§ **Goal of the exercise**: Here are some records. Copy each one exactly.

§ **Records to use**:
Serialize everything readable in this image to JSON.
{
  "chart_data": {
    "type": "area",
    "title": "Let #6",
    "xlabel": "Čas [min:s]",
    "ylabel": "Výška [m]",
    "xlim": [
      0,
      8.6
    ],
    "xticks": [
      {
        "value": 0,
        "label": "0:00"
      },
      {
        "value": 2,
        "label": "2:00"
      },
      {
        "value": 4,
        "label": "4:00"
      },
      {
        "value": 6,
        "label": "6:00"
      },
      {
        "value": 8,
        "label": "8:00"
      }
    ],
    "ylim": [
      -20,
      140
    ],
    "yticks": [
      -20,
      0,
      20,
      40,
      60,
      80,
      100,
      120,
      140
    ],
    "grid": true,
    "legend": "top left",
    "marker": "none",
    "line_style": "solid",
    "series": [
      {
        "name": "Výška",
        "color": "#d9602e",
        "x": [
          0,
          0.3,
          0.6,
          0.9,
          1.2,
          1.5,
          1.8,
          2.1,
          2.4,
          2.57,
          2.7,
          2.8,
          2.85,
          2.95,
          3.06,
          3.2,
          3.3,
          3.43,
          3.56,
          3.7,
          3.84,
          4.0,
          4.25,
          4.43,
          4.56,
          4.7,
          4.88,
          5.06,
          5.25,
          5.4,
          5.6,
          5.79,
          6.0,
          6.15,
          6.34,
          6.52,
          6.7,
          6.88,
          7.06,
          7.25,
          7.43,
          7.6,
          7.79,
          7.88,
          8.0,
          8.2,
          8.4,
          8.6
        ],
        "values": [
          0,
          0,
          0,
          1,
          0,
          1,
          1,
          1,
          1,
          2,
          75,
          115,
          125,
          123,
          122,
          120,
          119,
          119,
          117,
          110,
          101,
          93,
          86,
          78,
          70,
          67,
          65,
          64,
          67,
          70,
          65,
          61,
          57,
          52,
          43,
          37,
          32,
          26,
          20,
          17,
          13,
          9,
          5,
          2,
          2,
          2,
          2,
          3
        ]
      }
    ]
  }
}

§ **Complete answer**:
Serialize everything readable in this image to JSON.
{
  "chart_data": {
    "type": "area",
    "title": "Let #6",
    "xlabel": "Čas [min:s]",
    "ylabel": "Výška [m]",
    "xlim": [
      0,
      8.6
    ],
    "xticks": [
      {
        "value": 0,
        "label": "0:00"
      },
      {
        "value": 2,
        "label": "2:00"
      },
      {
        "value": 4,
        "label": "4:00"
      },
      {
        "value": 6,
        "label": "6:00"
      },
      {
        "value": 8,
        "label": "8:00"
      }
    ],
    "ylim": [
      -20,
      140
    ],
    "yticks": [
      -20,
      0,
      20,
      40,
      60,
      80,
      100,
      120,
      140
    ],
    "grid": true,
    "legend": "top left",
    "marker": "none",
    "line_style": "solid",
    "series": [
      {
        "name": "Výška",
        "color": "#d9602e",
        "x": [
          0,
          0.3,
          0.6,
          0.9,
          1.2,
          1.5,
          1.8,
          2.1,
          2.4,
          2.57,
          2.7,
          2.8,
          2.85,
          2.95,
          3.06,
          3.2,
          3.3,
          3.43,
          3.56,
          3.7,
          3.84,
          4.0,
          4.25,
          4.43,
          4.56,
          4.7,
          4.88,
          5.06,
          5.25,
          5.4,
          5.6,
          5.79,
          6.0,
          6.15,
          6.34,
          6.52,
          6.7,
          6.88,
          7.06,
          7.25,
          7.43,
          7.6,
          7.79,
          7.88,
          8.0,
          8.2,
          8.4,
          8.6
        ],
        "values": [
          0,
          0,
          0,
          1,
          0,
          1,
          1,
          1,
          1,
          2,
          75,
          115,
          125,
          123,
          122,
          120,
          119,
          119,
          117,
          110,
          101,
          93,
          86,
          78,
          70,
          67,
          65,
          64,
          67,
          70,
          65,
          61,
          57,
          52,
          43,
          37,
          32,
          26,
          20,
          17,
          13,
          9,
          5,
          2,
          2,
          2,
          2,
          3
        ]
      }
    ]
  }
}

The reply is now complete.